#### Problem to work on:
For the records below, say how many lines contain the string "Buscar". Give the number only.
==== Entries shown ====
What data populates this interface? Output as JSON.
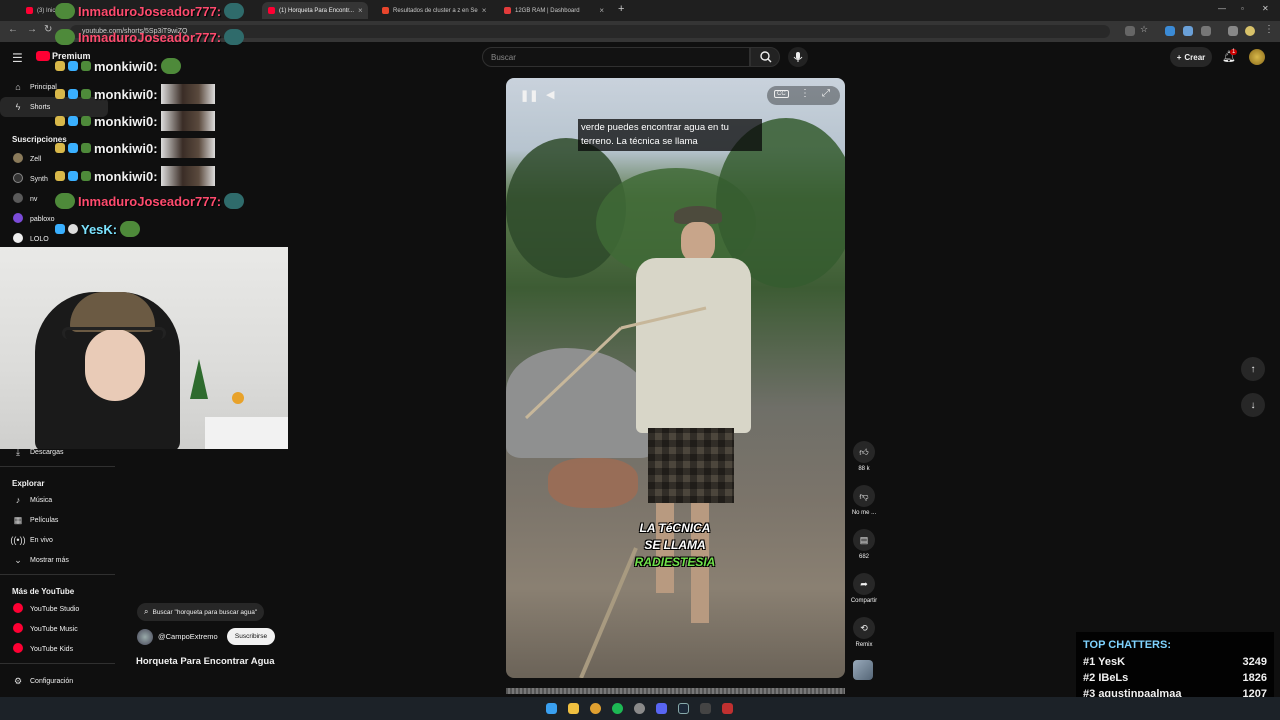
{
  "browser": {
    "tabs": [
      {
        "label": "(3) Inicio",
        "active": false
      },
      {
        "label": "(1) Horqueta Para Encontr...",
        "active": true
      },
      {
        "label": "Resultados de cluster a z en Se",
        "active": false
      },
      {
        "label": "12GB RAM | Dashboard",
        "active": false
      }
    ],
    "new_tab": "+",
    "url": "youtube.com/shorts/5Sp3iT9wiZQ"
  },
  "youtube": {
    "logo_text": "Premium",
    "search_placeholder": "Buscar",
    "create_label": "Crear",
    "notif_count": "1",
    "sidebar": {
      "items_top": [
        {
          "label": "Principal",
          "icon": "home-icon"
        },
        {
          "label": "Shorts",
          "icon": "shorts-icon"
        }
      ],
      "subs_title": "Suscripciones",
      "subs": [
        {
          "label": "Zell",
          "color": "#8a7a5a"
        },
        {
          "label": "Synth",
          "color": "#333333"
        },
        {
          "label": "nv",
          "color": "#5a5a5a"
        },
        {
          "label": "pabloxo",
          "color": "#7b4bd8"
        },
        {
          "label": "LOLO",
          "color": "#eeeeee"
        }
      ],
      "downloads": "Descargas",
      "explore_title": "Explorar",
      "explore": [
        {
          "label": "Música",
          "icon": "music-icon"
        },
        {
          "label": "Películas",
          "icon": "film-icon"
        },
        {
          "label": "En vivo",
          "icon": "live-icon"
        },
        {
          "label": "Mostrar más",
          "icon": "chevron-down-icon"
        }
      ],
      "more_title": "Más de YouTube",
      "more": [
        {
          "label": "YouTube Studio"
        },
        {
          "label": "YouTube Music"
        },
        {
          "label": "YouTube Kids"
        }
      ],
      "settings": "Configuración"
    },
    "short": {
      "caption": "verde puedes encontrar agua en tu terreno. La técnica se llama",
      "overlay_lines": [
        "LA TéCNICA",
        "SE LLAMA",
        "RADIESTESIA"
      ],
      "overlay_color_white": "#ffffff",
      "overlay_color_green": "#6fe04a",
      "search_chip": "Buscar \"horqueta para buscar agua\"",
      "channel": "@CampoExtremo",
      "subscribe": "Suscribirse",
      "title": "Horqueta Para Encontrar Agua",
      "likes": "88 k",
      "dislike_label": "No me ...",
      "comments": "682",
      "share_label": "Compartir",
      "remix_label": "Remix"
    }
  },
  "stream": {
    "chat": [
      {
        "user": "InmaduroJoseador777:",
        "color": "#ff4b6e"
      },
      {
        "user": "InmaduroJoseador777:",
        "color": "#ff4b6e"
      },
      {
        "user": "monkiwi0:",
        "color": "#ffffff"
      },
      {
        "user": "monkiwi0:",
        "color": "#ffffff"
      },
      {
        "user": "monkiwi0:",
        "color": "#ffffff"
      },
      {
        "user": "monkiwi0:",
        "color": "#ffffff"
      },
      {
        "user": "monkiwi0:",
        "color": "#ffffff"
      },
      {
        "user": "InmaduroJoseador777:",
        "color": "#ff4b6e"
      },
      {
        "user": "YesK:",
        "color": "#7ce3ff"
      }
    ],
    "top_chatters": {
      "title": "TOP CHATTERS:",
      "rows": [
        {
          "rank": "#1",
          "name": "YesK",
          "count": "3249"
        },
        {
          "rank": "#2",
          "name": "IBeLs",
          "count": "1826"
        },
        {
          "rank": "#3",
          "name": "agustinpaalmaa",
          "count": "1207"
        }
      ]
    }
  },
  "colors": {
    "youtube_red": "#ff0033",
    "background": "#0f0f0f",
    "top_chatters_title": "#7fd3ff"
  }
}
====
#### Answer to this problem:
2